## [Excerpted data]
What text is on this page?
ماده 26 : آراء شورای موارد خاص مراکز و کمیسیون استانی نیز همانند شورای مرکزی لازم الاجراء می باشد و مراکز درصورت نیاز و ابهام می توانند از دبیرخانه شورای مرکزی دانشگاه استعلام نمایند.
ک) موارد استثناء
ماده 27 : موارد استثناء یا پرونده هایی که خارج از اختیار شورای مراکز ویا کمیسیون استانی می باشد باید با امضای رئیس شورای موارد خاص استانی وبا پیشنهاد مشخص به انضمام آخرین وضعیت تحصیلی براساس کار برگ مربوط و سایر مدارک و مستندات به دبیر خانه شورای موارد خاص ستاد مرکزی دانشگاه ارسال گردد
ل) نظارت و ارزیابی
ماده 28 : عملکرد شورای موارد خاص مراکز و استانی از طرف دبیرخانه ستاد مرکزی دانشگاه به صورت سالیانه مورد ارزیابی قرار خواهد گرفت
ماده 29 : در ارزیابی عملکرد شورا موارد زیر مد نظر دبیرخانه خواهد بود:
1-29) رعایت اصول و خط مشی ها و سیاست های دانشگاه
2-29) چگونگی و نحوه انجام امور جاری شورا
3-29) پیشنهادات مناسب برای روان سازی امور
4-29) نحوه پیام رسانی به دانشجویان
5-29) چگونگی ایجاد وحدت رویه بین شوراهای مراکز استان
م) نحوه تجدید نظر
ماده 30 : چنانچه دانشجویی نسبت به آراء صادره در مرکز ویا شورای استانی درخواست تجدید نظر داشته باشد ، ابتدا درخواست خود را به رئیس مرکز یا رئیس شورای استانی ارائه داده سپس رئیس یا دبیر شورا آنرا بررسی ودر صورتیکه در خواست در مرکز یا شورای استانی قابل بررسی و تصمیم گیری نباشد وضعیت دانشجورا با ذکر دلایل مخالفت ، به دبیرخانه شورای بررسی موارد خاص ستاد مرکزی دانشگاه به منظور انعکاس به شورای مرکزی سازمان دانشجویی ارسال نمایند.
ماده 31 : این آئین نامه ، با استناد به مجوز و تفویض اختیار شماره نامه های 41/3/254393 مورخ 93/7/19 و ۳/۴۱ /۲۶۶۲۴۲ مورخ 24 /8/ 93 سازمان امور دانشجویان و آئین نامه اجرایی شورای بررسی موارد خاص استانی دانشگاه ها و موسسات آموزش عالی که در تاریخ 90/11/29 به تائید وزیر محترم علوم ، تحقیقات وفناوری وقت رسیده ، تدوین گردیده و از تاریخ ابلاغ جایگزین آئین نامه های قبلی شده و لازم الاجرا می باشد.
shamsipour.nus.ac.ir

## [Exercise goal]
List the lines of the material in which the word "مراکز" occurs.

## [Answer for this exercise]
ماده 26 : آراء شورای موارد خاص مراکز و کمیسیون استانی نیز همانند شورای مرکزی لازم الاجراء می باشد و مراکز درصورت نیاز و ابهام می توانند از دبیرخانه شورای مرکزی دانشگاه استعلام نمایند.
ماده 27 : موارد استثناء یا پرونده هایی که خارج از اختیار شورای مراکز ویا کمیسیون استانی می باشد باید با امضای رئیس شورای موارد خاص استانی وبا پیشنهاد مشخص به انضمام آخرین وضعیت تحصیلی براساس کار برگ مربوط و سایر مدارک و مستندات به دبیر خانه شورای موارد خاص ستاد مرکزی دانشگاه ارسال گردد
ماده 28 : عملکرد شورای موارد خاص مراکز و استانی از طرف دبیرخانه ستاد مرکزی دانشگاه به صورت سالیانه مورد ارزیابی قرار خواهد گرفت
5-29) چگونگی ایجاد وحدت رویه بین شوراهای مراکز استان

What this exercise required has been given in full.